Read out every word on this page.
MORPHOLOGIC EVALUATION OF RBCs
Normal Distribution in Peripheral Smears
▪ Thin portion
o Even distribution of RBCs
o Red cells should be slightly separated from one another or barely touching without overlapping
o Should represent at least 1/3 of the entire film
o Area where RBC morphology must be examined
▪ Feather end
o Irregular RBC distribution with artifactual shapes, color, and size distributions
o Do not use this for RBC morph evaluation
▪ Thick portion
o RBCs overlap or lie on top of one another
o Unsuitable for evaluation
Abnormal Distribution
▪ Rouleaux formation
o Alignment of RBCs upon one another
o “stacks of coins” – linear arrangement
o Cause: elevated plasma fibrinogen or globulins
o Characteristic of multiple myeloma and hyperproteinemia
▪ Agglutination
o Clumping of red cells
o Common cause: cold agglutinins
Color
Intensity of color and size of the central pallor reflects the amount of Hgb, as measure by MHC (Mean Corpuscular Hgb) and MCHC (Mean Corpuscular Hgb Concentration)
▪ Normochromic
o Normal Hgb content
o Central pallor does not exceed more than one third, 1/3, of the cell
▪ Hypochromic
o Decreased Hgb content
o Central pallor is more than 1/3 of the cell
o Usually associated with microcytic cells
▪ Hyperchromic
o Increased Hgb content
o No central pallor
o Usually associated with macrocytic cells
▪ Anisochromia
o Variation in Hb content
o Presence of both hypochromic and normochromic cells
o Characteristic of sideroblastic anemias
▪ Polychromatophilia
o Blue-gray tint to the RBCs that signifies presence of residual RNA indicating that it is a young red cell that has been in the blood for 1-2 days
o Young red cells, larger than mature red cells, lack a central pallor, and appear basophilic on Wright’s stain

^^^^^^^^

EXERCISE:
Search the records above for "cells". Copy each line where it is found.

FINAL ANSWER:
o Red cells should be slightly separated from one another or barely touching without overlapping
o Clumping of red cells
o Usually associated with microcytic cells
o Usually associated with macrocytic cells
o Presence of both hypochromic and normochromic cells
o Young red cells, larger than mature red cells, lack a central pallor, and appear basophilic on Wright’s stain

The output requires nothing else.